DOCUMENT PASSAGE:

________________________

Caddy on docker RPI block all connection RPI not accesible until stop

fabioperencin · March 23, 2022, 3:09pm

1. Caddy version (`caddy version`):

caddy:latest

2. How I run Caddy:

docker with docker-container

a. System environment:

Raspberry PI 3b raspOS 5.10.103-v7+ armv7l

b. Command:

docker-compose up -d caddy

c. Service/unit/compose file:

 caddy:
    container_name: caddy
    image: caddy:latest
    volumes:
    - /home/pi/caddy/Caddyfile:/etc/caddy/Caddyfile
    - /home/pi/caddy/data:/data
    environment:
    - TZ=Europe/Rome
    restart: always
    ports:
    - 80:80
    - 443:443

d. My complete Caddyfile or JSON config:

(https_header) {
        header {
                Strict-Transport-Security "max-age=31536000; includeSubdomains"
                X-XSS-Protection "1; mode=block"
                X-Content-Type-Options "nosniff"
                X-Frame-Options "SAMEORIGIN"
                Referrer-Policy "same-origin"
        }
}

{
        # Global options block. Entirely optional, https is on by default
        # Optional email key for lets encrypt
       email <my_email>
        # Optional staging lets encrypt for testing. Comment out for production.
        # acme_ca https://acme-staging-v02.api.letsencrypt.org/directory
}
https://<my_domain>.duckdns.org {
    respond "Saluti da Fabio"
    file_server
}

https://<my_domain>.duckdns.org:9000 {
        import https_header
        reverse_proxy http://192.168.1.11:8123
}

3. The problem I’m having:

After I instaced the caddy docker all connections are dropped. If I’m connected trough SSH the connection was closed and it cant access anymore. Inside the RPI I can’t ping anything outside, google or the router. If I stop the docker docker stop caddy all return to normal status.

________________________

MATERIAL SHOWN:
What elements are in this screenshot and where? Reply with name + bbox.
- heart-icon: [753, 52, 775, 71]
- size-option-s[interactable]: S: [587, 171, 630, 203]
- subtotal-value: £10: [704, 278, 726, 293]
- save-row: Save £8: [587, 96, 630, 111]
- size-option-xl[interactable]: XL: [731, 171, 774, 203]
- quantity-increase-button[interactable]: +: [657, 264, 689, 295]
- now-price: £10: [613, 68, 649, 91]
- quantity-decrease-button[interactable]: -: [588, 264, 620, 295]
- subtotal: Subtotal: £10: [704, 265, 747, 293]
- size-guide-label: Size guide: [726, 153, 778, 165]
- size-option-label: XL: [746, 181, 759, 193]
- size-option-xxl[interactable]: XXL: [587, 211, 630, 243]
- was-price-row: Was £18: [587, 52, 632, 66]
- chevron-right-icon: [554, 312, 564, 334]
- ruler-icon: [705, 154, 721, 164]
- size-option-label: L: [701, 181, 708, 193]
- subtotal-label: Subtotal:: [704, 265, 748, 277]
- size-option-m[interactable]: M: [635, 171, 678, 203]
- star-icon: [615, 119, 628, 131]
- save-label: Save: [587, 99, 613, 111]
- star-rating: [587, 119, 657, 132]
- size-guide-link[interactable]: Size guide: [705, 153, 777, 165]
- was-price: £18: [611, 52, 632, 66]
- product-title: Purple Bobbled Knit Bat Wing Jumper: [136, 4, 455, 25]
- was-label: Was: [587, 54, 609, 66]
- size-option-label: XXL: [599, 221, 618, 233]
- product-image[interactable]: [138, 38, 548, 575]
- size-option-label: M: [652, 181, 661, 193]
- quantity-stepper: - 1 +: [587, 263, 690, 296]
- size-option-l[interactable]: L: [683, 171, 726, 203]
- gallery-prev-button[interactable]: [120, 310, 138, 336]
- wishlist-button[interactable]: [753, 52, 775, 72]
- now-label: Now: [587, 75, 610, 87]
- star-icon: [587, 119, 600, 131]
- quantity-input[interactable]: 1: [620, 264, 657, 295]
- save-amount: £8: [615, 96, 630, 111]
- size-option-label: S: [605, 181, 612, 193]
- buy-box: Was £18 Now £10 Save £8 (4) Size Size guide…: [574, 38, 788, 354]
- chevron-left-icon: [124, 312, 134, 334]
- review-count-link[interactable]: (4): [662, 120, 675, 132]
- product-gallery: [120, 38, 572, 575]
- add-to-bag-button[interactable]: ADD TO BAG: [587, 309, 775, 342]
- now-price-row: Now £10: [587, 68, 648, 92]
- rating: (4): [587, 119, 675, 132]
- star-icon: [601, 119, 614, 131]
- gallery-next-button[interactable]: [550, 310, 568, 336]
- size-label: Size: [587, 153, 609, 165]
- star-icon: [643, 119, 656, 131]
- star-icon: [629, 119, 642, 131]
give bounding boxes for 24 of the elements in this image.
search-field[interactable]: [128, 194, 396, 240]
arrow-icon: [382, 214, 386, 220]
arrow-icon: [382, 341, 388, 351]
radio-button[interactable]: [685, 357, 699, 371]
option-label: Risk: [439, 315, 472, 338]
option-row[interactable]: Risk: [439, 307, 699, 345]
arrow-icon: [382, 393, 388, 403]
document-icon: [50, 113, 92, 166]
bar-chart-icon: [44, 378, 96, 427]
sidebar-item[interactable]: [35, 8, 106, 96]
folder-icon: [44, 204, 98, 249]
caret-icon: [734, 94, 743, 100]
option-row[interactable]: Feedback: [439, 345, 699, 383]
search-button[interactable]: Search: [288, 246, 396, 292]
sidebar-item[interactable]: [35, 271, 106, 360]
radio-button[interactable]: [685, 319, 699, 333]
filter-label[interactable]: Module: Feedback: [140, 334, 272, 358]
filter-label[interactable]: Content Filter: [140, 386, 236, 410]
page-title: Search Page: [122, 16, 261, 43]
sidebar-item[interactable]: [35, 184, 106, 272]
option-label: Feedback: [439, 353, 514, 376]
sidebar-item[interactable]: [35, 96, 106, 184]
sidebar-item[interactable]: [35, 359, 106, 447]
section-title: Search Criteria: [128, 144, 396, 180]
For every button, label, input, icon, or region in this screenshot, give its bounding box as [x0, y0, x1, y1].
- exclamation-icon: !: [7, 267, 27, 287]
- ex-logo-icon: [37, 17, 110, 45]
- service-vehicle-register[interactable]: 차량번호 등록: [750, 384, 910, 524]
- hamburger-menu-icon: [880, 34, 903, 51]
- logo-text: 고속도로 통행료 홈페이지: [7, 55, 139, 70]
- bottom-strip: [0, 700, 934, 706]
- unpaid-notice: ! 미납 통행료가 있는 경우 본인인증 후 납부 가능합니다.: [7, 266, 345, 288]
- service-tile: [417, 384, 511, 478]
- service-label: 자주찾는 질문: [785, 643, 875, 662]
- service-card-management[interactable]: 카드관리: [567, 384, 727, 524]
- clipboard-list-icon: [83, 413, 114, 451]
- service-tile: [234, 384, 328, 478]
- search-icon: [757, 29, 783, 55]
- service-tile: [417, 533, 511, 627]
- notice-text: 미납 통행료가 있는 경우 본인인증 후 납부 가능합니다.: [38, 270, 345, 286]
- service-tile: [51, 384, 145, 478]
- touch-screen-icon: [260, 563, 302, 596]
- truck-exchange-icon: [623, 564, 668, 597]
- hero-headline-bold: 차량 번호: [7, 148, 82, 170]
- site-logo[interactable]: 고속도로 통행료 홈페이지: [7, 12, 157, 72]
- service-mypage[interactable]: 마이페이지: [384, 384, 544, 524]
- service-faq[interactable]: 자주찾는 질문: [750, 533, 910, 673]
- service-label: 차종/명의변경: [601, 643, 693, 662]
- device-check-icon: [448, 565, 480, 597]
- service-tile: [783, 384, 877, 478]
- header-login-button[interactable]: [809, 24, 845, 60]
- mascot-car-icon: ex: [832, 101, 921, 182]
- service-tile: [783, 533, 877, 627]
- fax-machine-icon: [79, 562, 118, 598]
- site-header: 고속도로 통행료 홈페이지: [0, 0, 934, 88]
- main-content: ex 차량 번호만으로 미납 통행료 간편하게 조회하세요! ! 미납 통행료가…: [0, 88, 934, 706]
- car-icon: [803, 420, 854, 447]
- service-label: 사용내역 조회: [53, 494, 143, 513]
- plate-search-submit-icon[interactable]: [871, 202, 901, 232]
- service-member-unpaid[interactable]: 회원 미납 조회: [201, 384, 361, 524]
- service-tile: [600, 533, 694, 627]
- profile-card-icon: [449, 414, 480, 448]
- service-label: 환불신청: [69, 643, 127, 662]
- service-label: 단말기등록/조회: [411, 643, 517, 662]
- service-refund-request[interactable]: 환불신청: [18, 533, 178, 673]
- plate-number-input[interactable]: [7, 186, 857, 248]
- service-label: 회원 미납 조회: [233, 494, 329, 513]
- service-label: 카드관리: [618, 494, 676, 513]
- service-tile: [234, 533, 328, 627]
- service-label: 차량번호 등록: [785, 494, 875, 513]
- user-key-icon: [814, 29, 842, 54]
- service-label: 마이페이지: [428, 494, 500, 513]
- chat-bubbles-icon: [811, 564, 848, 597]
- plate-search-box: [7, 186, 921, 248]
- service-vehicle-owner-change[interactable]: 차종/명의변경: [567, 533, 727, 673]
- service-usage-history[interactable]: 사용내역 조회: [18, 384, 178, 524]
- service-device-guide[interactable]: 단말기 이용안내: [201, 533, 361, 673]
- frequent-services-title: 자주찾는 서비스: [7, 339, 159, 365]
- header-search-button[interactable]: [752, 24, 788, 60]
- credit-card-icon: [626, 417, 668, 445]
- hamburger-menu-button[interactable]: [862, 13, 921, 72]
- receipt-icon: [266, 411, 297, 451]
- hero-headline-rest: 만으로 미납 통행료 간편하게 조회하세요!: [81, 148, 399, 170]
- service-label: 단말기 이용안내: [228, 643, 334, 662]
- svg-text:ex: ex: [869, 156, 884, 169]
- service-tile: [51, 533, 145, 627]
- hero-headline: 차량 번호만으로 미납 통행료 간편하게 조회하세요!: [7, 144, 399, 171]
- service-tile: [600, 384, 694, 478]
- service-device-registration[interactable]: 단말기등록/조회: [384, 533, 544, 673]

________________________

ABOUT THIS EXERCISE: Continue the forum post about Caddy in Docker on a Raspberry Pi from the point where it stops. The material is separate from the forum post.

ANSWER AREA:
What I did wrong?
Thanks

4. Error messages and/or full log output:

5. What I already tried:

6. Links to relevant resources:

francislavoie · March 23, 2022, 3:22pm

Which version exactly? Please run caddy version inside your container to find it.

It’s strongly discouraged to use the latest tag, because it doesn’t let you control your version updates. It’s best to pin to a specific version, and upgrade by changing the tag to the newest version, periodically.

Huh? That doesn’t make sense… you must have a misconfiguration of your RPI’s system, this definitely has nothing to do with Caddy.

fabioperencin · March 24, 2022, 2:26pm

I set the version to the 2.4.6-alpine with the same result. Yes I know that it is very strange, infact I don’t understant where is the problem with this, but if i run another docker in the same system I didn’t had an isolation of the RPI. Maybe the iptables? Or what?
Thanks

system · April 22, 2022, 3:09pm

This topic was automatically closed after 30 days. New replies are no longer allowed.